>> start THE INPUT
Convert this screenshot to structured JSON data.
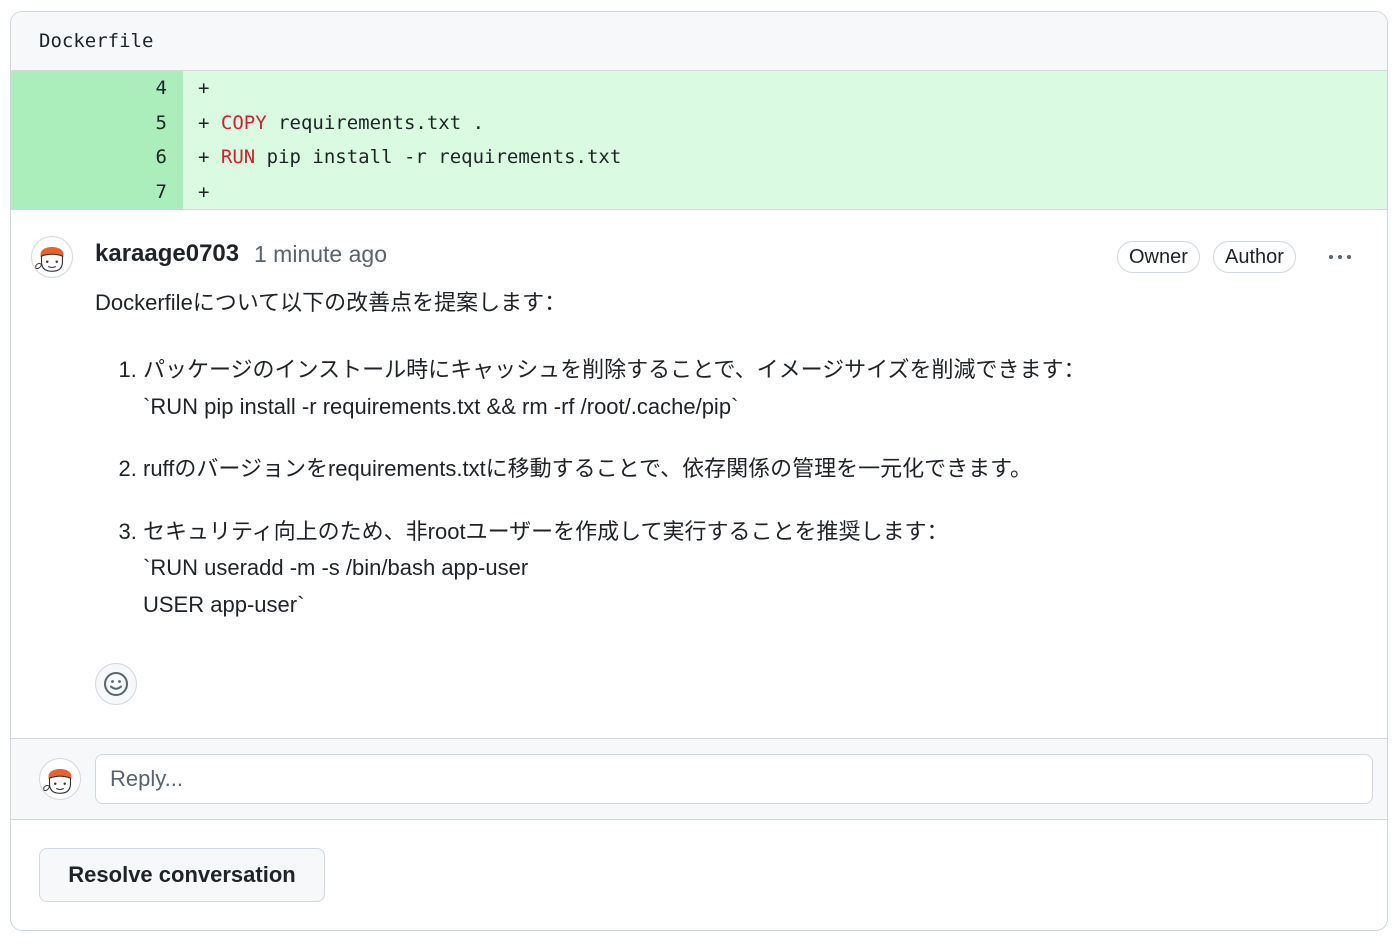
{
  "file": {
    "name": "Dockerfile"
  },
  "diff": {
    "lines": [
      {
        "num": "4",
        "prefix": "+",
        "keyword": "",
        "rest": ""
      },
      {
        "num": "5",
        "prefix": "+",
        "keyword": "COPY",
        "rest": " requirements.txt ."
      },
      {
        "num": "6",
        "prefix": "+",
        "keyword": "RUN",
        "rest": " pip install -r requirements.txt"
      },
      {
        "num": "7",
        "prefix": "+",
        "keyword": "",
        "rest": ""
      }
    ],
    "added_bg": "#dafbe1",
    "keyword_color": "#cf222e"
  },
  "comment": {
    "author": "karaage0703",
    "time": "1 minute ago",
    "badges": [
      "Owner",
      "Author"
    ],
    "intro": "Dockerfileについて以下の改善点を提案します：",
    "items": [
      {
        "lines": [
          "パッケージのインストール時にキャッシュを削除することで、イメージサイズを削減できます：",
          "`RUN pip install -r requirements.txt && rm -rf /root/.cache/pip`"
        ]
      },
      {
        "lines": [
          "ruffのバージョンをrequirements.txtに移動することで、依存関係の管理を一元化できます。"
        ]
      },
      {
        "lines": [
          "セキュリティ向上のため、非rootユーザーを作成して実行することを推奨します：",
          "`RUN useradd -m -s /bin/bash app-user",
          "USER app-user`"
        ]
      }
    ]
  },
  "icons": {
    "reaction": "smiley-icon",
    "more": "kebab-horizontal-icon"
  },
  "reply": {
    "placeholder": "Reply..."
  },
  "actions": {
    "resolve_label": "Resolve conversation"
  }
}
>> end THE INPUT
== TASK TO CARRY OUT ==
Pictures stay out; reproduce every line of the records exactly.

== EXPECTED ANSWER ==
Convert this screenshot to structured JSON data.
{
  "file": {
    "name": "Dockerfile"
  },
  "diff": {
    "lines": [
      {
        "num": "4",
        "prefix": "+",
        "keyword": "",
        "rest": ""
      },
      {
        "num": "5",
        "prefix": "+",
        "keyword": "COPY",
        "rest": " requirements.txt ."
      },
      {
        "num": "6",
        "prefix": "+",
        "keyword": "RUN",
        "rest": " pip install -r requirements.txt"
      },
      {
        "num": "7",
        "prefix": "+",
        "keyword": "",
        "rest": ""
      }
    ],
    "added_bg": "#dafbe1",
    "keyword_color": "#cf222e"
  },
  "comment": {
    "author": "karaage0703",
    "time": "1 minute ago",
    "badges": [
      "Owner",
      "Author"
    ],
    "intro": "Dockerfileについて以下の改善点を提案します：",
    "items": [
      {
        "lines": [
          "パッケージのインストール時にキャッシュを削除することで、イメージサイズを削減できます：",
          "`RUN pip install -r requirements.txt && rm -rf /root/.cache/pip`"
        ]
      },
      {
        "lines": [
          "ruffのバージョンをrequirements.txtに移動することで、依存関係の管理を一元化できます。"
        ]
      },
      {
        "lines": [
          "セキュリティ向上のため、非rootユーザーを作成して実行することを推奨します：",
          "`RUN useradd -m -s /bin/bash app-user",
          "USER app-user`"
        ]
      }
    ]
  },
  "icons": {
    "reaction": "smiley-icon",
    "more": "kebab-horizontal-icon"
  },
  "reply": {
    "placeholder": "Reply..."
  },
  "actions": {
    "resolve_label": "Resolve conversation"
  }
}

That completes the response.